Your reply should be one number: the count of lines holding the word "name".

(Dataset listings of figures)
┌────────
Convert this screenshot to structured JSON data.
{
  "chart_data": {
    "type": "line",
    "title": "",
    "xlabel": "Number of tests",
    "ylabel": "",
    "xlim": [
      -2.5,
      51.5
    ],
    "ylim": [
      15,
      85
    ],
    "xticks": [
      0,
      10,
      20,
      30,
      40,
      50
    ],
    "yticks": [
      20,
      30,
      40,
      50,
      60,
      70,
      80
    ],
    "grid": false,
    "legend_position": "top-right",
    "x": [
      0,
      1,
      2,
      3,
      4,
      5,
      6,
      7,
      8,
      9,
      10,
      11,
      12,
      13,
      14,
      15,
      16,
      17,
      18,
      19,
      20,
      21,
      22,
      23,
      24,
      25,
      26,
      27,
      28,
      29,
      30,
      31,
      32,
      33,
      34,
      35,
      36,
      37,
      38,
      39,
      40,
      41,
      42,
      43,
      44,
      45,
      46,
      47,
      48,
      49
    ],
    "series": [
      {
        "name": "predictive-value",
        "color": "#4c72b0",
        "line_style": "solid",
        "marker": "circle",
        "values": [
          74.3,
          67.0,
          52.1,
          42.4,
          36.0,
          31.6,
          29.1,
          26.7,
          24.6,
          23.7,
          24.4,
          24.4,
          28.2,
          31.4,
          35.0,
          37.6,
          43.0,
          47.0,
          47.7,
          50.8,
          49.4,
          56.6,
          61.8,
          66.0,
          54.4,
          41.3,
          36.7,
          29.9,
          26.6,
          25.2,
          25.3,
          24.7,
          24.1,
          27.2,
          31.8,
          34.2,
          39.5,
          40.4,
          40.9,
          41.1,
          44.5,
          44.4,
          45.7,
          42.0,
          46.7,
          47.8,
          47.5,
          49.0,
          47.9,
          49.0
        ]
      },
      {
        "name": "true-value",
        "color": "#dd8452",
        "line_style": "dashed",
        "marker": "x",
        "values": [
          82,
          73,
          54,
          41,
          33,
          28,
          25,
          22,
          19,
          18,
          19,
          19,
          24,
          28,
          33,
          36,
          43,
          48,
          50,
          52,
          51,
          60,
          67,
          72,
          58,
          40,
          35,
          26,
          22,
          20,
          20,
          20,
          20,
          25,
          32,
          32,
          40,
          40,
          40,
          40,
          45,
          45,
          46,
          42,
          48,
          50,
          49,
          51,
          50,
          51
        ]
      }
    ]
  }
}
└────────
- **RESPONSE**
2